* Aim
Examine the material below. Gather every line in which the string "Messenger" appears.

* Dataset entries
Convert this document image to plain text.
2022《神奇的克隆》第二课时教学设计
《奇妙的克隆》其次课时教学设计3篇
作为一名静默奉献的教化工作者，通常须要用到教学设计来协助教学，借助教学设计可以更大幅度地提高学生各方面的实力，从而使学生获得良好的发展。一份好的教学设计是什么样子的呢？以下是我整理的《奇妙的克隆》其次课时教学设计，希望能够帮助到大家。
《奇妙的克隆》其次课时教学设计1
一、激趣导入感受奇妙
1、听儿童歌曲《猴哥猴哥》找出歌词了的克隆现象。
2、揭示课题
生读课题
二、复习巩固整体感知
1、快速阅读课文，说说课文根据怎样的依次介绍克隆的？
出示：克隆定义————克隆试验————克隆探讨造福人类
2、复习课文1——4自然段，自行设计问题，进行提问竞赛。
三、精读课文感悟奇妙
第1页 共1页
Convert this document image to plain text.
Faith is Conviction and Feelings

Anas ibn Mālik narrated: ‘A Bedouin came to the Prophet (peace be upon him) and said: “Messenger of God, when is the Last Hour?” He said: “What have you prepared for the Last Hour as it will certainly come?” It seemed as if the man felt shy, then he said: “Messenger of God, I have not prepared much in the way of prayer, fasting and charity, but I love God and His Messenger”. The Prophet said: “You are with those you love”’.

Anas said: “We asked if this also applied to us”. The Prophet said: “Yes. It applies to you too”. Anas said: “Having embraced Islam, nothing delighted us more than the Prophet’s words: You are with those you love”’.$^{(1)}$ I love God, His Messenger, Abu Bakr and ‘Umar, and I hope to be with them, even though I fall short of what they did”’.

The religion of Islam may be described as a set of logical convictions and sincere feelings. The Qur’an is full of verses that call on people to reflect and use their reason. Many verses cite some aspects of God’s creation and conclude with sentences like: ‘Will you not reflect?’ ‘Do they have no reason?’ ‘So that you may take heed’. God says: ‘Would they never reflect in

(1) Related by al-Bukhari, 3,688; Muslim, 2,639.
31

* Task solution
Anas ibn Mālik narrated: ‘A Bedouin came to the Prophet (peace be upon him) and said: “Messenger of God, when is the Last Hour?” He said: “What have you prepared for the Last Hour as it will certainly come?” It seemed as if the man felt shy, then he said: “Messenger of God, I have not prepared much in the way of prayer, fasting and charity, but I love God and His Messenger”. The Prophet said: “You are with those you love”’.
Anas said: “We asked if this also applied to us”. The Prophet said: “Yes. It applies to you too”. Anas said: “Having embraced Islam, nothing delighted us more than the Prophet’s words: You are with those you love”’.$^{(1)}$ I love God, His Messenger, Abu Bakr and ‘Umar, and I hope to be with them, even though I fall short of what they did”’.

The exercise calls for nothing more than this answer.